**Exercise aim:** Return each line holding the string "конфиденциальности".

**Task data:**
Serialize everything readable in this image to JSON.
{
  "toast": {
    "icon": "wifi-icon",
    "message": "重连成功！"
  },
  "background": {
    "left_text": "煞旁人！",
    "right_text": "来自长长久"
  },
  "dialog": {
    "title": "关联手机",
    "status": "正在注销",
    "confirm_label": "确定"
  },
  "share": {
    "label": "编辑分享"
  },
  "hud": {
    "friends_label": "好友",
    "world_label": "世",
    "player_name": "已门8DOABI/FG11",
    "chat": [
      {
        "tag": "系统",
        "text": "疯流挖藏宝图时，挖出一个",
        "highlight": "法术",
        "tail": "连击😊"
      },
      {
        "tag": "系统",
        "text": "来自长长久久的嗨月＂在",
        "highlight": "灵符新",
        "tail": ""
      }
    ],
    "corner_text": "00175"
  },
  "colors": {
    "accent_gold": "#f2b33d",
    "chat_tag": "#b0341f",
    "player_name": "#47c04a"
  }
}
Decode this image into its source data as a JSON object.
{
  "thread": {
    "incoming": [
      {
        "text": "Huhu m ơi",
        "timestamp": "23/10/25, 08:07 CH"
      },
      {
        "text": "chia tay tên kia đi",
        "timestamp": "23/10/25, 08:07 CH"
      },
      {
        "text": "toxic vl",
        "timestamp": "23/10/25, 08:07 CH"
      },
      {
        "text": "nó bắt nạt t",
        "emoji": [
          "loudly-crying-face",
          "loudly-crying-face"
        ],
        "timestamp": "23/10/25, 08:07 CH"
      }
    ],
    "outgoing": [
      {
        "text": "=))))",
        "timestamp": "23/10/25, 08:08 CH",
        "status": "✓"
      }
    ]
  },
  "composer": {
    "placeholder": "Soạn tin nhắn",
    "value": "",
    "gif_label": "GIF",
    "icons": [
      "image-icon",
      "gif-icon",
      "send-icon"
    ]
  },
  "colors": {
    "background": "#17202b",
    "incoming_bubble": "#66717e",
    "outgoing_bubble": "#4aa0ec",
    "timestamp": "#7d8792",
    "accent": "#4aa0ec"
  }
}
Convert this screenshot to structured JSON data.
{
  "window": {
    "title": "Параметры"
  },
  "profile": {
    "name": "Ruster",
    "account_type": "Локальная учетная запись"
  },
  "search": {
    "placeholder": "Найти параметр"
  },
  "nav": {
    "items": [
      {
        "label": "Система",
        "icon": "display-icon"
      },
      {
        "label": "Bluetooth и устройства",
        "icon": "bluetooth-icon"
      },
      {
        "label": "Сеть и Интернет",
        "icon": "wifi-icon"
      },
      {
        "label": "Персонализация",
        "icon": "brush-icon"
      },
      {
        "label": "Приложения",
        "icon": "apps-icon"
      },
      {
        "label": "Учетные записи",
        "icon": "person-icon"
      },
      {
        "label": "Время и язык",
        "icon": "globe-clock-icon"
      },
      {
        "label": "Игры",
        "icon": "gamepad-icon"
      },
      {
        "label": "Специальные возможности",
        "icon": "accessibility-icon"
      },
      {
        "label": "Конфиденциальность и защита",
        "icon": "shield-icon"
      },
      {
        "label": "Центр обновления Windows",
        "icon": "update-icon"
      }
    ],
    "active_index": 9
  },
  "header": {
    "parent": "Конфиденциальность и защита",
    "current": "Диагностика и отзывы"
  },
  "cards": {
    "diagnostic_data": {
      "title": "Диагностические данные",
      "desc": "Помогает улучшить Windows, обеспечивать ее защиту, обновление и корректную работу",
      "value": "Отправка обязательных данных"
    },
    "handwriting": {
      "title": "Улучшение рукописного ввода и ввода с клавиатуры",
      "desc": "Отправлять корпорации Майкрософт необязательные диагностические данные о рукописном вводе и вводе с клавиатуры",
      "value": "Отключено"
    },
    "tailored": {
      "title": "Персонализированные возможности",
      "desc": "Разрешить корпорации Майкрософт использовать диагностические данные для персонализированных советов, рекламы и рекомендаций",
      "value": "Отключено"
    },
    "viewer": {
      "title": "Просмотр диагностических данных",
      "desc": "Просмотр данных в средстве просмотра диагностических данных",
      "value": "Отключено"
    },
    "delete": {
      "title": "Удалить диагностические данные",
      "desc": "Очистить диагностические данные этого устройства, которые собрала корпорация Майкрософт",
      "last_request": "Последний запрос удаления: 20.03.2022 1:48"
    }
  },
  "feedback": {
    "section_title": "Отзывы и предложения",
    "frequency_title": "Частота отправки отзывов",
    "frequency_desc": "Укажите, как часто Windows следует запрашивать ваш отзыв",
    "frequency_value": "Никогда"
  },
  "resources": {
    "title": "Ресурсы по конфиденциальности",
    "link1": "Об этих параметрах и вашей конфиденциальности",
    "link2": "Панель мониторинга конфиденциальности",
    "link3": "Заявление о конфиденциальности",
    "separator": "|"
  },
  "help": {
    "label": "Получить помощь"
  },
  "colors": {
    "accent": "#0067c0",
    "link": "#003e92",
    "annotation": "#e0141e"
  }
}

**Solution for this task:**
    "title": "Ресурсы по конфиденциальности",
    "link1": "Об этих параметрах и вашей конфиденциальности",
    "link2": "Панель мониторинга конфиденциальности",
    "link3": "Заявление о конфиденциальности",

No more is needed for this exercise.